A run of records
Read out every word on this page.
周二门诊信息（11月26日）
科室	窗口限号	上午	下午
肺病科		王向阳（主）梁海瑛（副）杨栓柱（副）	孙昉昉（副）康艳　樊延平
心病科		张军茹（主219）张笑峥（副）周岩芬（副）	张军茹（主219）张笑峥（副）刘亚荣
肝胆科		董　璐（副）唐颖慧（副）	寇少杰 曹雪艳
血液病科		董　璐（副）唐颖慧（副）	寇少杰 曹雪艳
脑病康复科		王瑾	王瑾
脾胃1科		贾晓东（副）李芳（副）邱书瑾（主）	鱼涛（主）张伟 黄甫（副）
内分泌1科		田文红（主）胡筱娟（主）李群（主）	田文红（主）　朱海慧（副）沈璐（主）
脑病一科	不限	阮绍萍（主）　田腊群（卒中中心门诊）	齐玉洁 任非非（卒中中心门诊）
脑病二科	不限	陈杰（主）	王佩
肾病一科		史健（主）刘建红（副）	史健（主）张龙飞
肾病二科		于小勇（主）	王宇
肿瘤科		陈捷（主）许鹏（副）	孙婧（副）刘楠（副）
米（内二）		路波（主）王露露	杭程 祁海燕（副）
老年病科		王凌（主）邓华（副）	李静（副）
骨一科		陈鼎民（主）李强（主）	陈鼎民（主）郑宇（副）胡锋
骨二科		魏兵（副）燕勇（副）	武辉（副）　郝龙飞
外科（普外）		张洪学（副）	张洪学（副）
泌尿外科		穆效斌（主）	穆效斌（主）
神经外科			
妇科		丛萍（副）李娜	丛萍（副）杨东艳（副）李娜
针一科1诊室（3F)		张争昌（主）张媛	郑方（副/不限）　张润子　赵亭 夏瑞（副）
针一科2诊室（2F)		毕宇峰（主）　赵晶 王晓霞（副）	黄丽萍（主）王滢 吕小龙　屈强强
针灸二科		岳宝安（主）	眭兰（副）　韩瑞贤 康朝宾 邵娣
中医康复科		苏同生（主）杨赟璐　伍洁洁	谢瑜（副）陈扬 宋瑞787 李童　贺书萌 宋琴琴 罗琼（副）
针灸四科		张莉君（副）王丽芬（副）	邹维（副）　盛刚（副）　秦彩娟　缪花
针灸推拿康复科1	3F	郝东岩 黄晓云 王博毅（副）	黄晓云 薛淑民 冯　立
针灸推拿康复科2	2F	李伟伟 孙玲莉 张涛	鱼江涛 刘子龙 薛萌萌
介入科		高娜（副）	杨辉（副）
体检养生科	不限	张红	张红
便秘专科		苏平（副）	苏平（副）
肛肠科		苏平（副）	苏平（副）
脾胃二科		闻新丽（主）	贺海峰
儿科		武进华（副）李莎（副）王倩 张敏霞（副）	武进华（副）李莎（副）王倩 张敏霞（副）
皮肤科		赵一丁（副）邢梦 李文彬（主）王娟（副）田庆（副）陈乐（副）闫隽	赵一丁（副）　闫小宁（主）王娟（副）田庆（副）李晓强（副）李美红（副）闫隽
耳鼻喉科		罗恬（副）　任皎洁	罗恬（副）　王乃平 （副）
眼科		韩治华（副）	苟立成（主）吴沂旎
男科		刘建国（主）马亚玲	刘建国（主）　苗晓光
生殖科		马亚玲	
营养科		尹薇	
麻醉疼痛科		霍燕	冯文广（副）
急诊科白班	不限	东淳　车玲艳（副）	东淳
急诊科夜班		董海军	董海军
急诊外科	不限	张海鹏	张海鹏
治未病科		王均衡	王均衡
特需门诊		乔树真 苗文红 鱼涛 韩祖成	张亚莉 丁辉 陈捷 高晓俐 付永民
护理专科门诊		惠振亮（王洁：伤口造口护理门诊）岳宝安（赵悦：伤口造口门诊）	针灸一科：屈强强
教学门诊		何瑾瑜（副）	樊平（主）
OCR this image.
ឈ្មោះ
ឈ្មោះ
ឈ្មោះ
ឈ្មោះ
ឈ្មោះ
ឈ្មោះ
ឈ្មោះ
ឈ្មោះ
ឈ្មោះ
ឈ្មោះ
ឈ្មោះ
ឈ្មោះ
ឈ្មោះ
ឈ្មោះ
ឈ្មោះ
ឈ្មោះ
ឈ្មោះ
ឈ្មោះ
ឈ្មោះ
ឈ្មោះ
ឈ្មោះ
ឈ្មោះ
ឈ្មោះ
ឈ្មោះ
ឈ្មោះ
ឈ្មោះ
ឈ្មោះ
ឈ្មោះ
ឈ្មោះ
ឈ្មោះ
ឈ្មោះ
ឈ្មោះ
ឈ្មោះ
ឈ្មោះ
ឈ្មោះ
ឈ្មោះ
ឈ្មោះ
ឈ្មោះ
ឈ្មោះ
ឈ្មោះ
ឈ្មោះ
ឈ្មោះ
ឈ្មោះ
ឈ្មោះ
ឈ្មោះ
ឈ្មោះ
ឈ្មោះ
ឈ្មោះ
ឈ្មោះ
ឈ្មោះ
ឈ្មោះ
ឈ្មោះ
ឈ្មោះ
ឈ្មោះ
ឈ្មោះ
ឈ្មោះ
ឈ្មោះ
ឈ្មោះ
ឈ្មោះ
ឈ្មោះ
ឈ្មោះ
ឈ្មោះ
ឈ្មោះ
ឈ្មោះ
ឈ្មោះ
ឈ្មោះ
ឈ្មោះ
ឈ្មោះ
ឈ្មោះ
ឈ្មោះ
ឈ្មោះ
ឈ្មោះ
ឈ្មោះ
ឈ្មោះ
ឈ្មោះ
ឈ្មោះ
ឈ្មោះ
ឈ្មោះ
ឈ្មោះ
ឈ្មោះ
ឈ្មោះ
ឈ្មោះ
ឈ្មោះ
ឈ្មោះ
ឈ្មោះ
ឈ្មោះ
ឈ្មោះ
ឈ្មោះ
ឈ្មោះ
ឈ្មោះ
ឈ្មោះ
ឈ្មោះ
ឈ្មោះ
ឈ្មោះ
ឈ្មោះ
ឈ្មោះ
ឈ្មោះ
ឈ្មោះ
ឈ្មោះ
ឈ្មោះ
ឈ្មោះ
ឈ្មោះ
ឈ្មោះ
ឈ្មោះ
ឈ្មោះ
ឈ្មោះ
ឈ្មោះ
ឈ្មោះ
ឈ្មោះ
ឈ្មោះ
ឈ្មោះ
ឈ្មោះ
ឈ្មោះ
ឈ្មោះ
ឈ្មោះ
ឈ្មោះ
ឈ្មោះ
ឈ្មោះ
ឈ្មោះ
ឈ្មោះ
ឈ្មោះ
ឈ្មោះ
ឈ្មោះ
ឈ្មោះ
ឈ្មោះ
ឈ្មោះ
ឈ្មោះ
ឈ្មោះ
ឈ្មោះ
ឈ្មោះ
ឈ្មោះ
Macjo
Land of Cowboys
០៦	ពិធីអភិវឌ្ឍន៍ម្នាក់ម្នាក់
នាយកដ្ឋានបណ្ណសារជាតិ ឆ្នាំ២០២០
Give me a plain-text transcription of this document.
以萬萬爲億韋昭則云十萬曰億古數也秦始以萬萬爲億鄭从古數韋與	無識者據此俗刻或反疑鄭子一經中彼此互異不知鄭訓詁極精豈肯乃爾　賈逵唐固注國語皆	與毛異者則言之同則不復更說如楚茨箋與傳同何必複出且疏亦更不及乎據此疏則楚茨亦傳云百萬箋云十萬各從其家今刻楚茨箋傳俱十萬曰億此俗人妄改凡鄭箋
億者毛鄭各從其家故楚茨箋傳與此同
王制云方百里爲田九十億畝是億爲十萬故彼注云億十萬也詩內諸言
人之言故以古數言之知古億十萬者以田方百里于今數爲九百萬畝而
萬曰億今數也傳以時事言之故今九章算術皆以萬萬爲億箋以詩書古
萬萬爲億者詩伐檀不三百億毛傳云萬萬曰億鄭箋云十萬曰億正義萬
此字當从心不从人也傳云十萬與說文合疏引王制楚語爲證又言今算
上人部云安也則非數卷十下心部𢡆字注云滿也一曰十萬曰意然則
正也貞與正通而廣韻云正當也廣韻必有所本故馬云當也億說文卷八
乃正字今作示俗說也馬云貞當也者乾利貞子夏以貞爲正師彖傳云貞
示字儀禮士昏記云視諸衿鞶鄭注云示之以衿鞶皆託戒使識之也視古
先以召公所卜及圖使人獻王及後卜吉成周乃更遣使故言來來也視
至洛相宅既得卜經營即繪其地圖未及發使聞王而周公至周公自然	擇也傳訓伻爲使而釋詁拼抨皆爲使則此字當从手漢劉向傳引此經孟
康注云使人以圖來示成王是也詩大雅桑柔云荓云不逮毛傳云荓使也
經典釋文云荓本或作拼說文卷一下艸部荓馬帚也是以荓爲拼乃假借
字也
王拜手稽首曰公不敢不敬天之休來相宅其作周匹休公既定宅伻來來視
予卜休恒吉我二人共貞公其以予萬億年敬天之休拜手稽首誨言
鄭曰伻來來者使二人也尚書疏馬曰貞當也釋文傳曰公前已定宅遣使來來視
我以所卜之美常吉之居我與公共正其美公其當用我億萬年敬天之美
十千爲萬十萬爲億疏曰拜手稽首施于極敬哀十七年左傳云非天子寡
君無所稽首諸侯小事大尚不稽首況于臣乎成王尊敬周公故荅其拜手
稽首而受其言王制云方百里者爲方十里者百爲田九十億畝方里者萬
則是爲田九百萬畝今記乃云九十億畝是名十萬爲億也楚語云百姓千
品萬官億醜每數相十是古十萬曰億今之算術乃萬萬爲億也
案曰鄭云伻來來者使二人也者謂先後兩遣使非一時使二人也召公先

§ Instruction
Return each line of the listing that holds the string "this".

§ Exercise answer
Read out every word on this page.
OCR this image.
Give me a plain-text transcription of this document.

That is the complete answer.